■ WORK REQUIRED: Go through the entries one line at a time, and gather every line that has the word "component".

■ DATA TO USE:
++++++++++++++++++++

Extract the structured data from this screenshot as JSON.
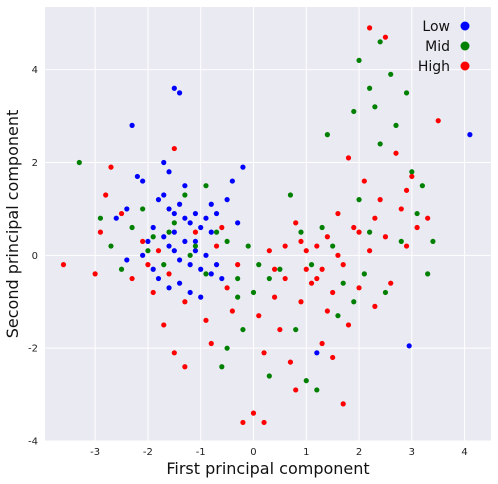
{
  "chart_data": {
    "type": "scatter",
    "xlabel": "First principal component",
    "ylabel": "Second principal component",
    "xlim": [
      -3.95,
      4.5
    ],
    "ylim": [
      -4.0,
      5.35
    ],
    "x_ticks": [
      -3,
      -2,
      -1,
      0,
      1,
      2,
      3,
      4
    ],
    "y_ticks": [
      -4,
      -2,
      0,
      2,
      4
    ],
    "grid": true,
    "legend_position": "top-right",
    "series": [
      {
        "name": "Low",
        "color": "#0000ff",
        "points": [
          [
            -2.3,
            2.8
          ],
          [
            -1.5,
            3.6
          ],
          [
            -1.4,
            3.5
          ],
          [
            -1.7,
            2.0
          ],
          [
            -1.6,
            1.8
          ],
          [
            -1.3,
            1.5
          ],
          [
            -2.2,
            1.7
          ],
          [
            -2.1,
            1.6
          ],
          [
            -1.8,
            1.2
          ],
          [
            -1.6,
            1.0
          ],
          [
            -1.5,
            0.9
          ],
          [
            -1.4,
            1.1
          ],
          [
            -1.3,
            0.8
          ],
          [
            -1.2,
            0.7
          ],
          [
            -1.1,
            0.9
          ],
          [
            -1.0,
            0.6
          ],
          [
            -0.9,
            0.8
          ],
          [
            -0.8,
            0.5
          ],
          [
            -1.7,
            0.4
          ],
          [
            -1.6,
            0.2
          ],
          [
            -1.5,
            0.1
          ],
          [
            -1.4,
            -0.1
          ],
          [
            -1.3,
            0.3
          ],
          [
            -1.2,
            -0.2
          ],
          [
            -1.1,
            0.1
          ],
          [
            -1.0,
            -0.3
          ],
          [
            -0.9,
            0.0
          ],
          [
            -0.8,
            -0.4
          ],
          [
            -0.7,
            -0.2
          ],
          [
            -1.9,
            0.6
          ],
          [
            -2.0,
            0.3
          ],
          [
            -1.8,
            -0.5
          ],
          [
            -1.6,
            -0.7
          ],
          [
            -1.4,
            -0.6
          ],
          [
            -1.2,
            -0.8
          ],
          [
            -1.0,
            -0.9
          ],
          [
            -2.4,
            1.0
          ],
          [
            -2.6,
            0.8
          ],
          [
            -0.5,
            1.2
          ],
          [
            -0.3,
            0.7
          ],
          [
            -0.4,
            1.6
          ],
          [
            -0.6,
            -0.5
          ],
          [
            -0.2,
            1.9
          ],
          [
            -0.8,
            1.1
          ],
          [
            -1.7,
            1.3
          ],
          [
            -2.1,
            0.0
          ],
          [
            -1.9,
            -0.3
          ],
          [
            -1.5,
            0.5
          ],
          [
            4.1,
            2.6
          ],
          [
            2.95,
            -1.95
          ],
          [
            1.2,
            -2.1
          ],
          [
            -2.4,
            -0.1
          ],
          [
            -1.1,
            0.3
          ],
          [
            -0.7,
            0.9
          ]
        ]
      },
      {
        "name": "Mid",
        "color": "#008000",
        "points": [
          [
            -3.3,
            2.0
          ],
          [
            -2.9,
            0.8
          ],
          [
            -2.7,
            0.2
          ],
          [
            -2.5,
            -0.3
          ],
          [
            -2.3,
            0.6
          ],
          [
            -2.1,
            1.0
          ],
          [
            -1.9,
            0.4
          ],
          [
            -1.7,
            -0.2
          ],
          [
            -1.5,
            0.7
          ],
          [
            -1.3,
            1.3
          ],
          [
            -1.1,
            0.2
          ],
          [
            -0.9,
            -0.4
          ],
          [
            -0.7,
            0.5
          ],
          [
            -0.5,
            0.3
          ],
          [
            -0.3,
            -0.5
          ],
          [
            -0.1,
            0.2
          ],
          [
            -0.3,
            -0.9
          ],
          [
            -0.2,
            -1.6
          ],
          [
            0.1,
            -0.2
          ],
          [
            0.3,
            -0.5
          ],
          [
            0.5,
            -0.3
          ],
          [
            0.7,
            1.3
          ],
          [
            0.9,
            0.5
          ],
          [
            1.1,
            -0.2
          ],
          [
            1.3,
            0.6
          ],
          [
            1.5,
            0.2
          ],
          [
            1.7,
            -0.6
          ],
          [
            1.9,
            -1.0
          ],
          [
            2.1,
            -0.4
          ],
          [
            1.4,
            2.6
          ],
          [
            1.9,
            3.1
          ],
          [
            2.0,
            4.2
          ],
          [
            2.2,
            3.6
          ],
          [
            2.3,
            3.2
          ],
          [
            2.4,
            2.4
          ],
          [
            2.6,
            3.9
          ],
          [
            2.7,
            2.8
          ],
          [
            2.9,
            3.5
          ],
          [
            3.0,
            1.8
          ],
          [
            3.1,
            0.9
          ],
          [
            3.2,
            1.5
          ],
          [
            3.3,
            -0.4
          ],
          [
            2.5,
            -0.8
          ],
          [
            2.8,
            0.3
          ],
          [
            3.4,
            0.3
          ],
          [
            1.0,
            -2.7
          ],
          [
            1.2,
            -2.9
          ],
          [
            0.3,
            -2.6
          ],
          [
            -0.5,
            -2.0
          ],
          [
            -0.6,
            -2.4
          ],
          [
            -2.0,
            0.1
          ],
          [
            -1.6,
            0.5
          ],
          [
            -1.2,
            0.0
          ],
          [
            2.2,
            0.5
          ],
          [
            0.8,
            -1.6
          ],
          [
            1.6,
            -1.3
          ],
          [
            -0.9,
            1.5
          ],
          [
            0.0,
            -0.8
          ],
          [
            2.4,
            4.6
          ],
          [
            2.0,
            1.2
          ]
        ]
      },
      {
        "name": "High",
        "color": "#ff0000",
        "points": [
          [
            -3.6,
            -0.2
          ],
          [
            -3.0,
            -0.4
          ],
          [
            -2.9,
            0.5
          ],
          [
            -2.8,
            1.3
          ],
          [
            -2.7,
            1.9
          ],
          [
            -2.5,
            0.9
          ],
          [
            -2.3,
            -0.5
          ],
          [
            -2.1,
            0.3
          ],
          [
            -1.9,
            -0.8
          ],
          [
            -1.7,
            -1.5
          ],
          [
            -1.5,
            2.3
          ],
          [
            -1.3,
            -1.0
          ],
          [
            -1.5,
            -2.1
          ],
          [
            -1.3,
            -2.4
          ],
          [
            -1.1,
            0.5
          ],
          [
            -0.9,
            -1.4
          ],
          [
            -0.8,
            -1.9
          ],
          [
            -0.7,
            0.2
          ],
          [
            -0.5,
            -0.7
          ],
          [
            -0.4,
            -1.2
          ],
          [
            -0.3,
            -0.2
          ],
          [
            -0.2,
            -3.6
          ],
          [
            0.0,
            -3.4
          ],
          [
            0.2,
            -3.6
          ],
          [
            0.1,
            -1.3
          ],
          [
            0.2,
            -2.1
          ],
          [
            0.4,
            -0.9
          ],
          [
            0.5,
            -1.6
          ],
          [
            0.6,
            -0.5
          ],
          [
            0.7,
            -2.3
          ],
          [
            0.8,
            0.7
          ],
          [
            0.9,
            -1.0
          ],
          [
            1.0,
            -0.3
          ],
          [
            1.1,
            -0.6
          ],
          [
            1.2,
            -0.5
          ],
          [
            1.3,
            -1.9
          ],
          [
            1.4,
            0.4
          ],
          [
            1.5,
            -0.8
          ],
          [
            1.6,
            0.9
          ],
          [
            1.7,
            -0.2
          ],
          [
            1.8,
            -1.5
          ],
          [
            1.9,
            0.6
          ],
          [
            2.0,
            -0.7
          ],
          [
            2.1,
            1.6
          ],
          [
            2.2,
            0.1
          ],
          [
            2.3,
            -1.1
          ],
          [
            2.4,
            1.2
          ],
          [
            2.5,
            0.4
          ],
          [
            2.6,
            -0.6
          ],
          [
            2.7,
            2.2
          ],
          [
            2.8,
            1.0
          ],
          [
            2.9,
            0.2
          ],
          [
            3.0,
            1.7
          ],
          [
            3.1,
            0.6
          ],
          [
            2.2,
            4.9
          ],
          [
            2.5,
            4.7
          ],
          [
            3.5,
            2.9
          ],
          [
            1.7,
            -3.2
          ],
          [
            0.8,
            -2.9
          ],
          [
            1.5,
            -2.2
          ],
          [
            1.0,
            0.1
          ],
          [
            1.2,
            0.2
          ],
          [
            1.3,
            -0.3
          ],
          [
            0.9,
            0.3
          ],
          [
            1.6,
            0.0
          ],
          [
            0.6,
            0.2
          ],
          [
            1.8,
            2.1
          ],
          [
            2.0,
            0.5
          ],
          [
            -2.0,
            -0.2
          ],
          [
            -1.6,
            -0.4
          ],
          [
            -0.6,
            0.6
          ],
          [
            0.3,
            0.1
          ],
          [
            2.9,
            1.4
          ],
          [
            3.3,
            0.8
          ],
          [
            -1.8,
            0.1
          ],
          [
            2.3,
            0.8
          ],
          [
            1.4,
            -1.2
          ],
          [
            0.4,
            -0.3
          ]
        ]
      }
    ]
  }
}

++++++++++++++++++++

■ ANSWER TO THE PROBLEM:
    "xlabel": "First principal component",
    "ylabel": "Second principal component",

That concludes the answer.